** begin **

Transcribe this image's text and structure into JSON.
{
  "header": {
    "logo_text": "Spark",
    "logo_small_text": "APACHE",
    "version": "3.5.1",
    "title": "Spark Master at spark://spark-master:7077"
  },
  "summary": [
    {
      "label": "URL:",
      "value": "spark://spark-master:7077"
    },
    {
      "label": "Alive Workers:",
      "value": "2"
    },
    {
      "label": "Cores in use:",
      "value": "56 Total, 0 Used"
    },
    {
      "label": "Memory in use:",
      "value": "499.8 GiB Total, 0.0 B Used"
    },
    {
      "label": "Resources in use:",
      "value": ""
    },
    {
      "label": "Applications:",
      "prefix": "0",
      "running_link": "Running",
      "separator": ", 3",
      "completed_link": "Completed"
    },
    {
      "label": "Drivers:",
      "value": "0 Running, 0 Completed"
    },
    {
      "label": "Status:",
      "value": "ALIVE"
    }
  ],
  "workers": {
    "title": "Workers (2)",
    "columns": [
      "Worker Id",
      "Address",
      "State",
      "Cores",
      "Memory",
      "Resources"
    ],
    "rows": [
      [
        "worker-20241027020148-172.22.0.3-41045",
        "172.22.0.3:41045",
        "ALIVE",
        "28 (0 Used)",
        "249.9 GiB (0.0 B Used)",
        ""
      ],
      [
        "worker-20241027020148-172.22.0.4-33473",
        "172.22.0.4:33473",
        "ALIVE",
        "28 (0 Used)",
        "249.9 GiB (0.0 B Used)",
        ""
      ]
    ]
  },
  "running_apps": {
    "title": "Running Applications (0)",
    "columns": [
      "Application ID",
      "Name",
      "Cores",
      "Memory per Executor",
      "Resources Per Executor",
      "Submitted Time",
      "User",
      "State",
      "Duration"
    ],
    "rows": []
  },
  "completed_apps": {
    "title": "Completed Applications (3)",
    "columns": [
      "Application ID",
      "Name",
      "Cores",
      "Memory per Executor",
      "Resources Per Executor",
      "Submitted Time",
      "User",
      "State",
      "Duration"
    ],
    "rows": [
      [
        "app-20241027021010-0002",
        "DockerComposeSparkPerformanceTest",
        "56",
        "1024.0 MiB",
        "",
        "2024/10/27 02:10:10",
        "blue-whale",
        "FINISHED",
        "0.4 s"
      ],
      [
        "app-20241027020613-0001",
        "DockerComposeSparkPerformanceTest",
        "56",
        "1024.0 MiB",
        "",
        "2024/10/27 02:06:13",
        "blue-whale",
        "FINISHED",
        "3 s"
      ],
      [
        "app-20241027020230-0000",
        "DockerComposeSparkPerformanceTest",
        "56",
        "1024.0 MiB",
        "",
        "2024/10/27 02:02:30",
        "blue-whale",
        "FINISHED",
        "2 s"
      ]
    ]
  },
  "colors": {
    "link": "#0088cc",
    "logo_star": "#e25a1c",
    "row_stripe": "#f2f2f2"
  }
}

** end **

● **WHAT THE EXERCISE ASKS**:
Copy every single line of the material above that holds "Resources".

● **COMPLETED EXERCISE**:
      "label": "Resources in use:",
      "Resources"
      "Resources Per Executor",
      "Resources Per Executor",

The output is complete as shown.